Directions for this task: Leave out the images and repeat the listing below without a single change.

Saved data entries
═══
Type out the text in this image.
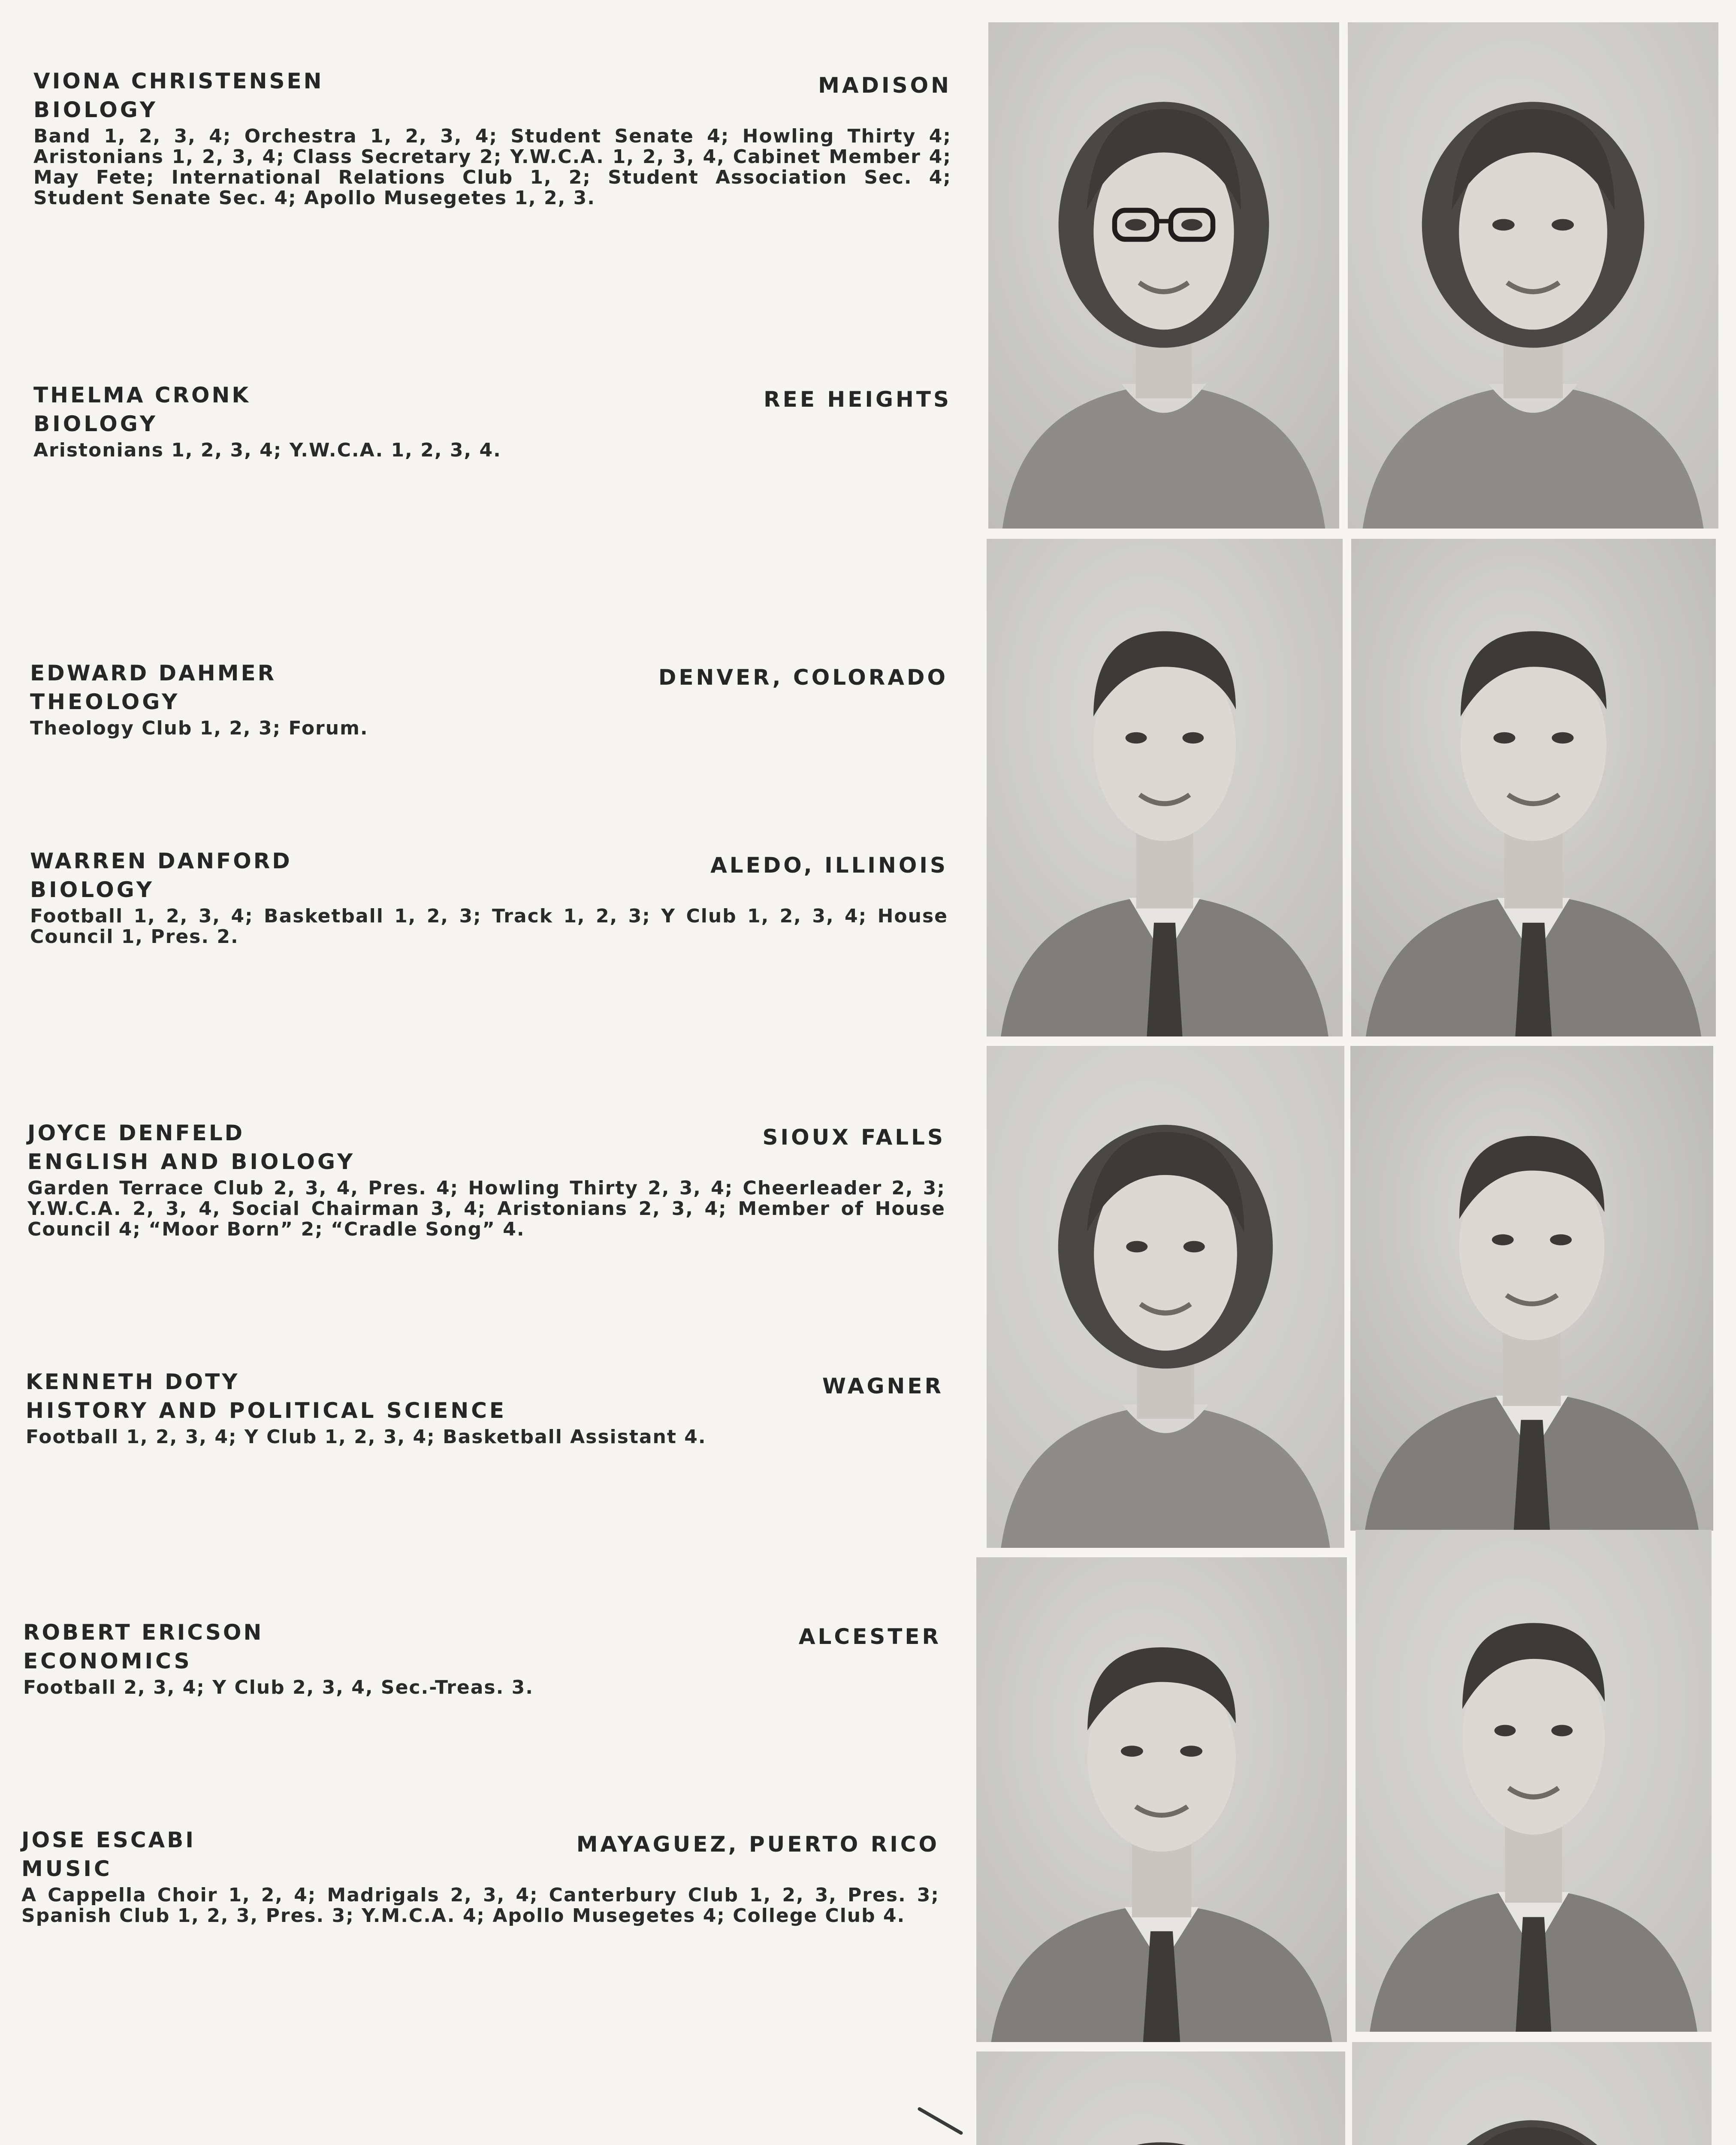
VIONA CHRISTENSEN	MADISON
BIOLOGY
Band 1, 2, 3, 4; Orchestra 1, 2, 3, 4; Student Senate 4; Howling Thirty 4; Aristonians 1, 2, 3, 4; Class Secretary 2; Y.W.C.A. 1, 2, 3, 4, Cabinet Member 4; May Fete; International Relations Club 1, 2; Student Association Sec. 4; Student Senate Sec. 4; Apollo Musegetes 1, 2, 3.
THELMA CRONK	REE HEIGHTS
BIOLOGY
Aristonians 1, 2, 3, 4; Y.W.C.A. 1, 2, 3, 4.
EDWARD DAHMER	DENVER, COLORADO
THEOLOGY
Theology Club 1, 2, 3; Forum.
WARREN DANFORD	ALEDO, ILLINOIS
BIOLOGY
Football 1, 2, 3, 4; Basketball 1, 2, 3; Track 1, 2, 3; Y Club 1, 2, 3, 4; House Council 1, Pres. 2.
JOYCE DENFELD	SIOUX FALLS
ENGLISH AND BIOLOGY
Garden Terrace Club 2, 3, 4, Pres. 4; Howling Thirty 2, 3, 4; Cheerleader 2, 3; Y.W.C.A. 2, 3, 4, Social Chairman 3, 4; Aristonians 2, 3, 4; Member of House Council 4; “Moor Born” 2; “Cradle Song” 4.
KENNETH DOTY	WAGNER
HISTORY AND POLITICAL SCIENCE
Football 1, 2, 3, 4; Y Club 1, 2, 3, 4; Basketball Assistant 4.
ROBERT ERICSON	ALCESTER
ECONOMICS
Football 2, 3, 4; Y Club 2, 3, 4, Sec.-Treas. 3.
JOSE ESCABI	MAYAGUEZ, PUERTO RICO
MUSIC
A Cappella Choir 1, 2, 4; Madrigals 2, 3, 4; Canterbury Club 1, 2, 3, Pres. 3; Spanish Club 1, 2, 3, Pres. 3; Y.M.C.A. 4; Apollo Musegetes 4; College Club 4.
═══
Correct result:
Type out the text in this image.
VIONA CHRISTENSEN	MADISON
BIOLOGY
Band 1, 2, 3, 4; Orchestra 1, 2, 3, 4; Student Senate 4; Howling Thirty 4; Aristonians 1, 2, 3, 4; Class Secretary 2; Y.W.C.A. 1, 2, 3, 4, Cabinet Member 4; May Fete; International Relations Club 1, 2; Student Association Sec. 4; Student Senate Sec. 4; Apollo Musegetes 1, 2, 3.
THELMA CRONK	REE HEIGHTS
BIOLOGY
Aristonians 1, 2, 3, 4; Y.W.C.A. 1, 2, 3, 4.
EDWARD DAHMER	DENVER, COLORADO
THEOLOGY
Theology Club 1, 2, 3; Forum.
WARREN DANFORD	ALEDO, ILLINOIS
BIOLOGY
Football 1, 2, 3, 4; Basketball 1, 2, 3; Track 1, 2, 3; Y Club 1, 2, 3, 4; House Council 1, Pres. 2.
JOYCE DENFELD	SIOUX FALLS
ENGLISH AND BIOLOGY
Garden Terrace Club 2, 3, 4, Pres. 4; Howling Thirty 2, 3, 4; Cheerleader 2, 3; Y.W.C.A. 2, 3, 4, Social Chairman 3, 4; Aristonians 2, 3, 4; Member of House Council 4; “Moor Born” 2; “Cradle Song” 4.
KENNETH DOTY	WAGNER
HISTORY AND POLITICAL SCIENCE
Football 1, 2, 3, 4; Y Club 1, 2, 3, 4; Basketball Assistant 4.
ROBERT ERICSON	ALCESTER
ECONOMICS
Football 2, 3, 4; Y Club 2, 3, 4, Sec.-Treas. 3.
JOSE ESCABI	MAYAGUEZ, PUERTO RICO
MUSIC
A Cappella Choir 1, 2, 4; Madrigals 2, 3, 4; Canterbury Club 1, 2, 3, Pres. 3; Spanish Club 1, 2, 3, Pres. 3; Y.M.C.A. 4; Apollo Musegetes 4; College Club 4.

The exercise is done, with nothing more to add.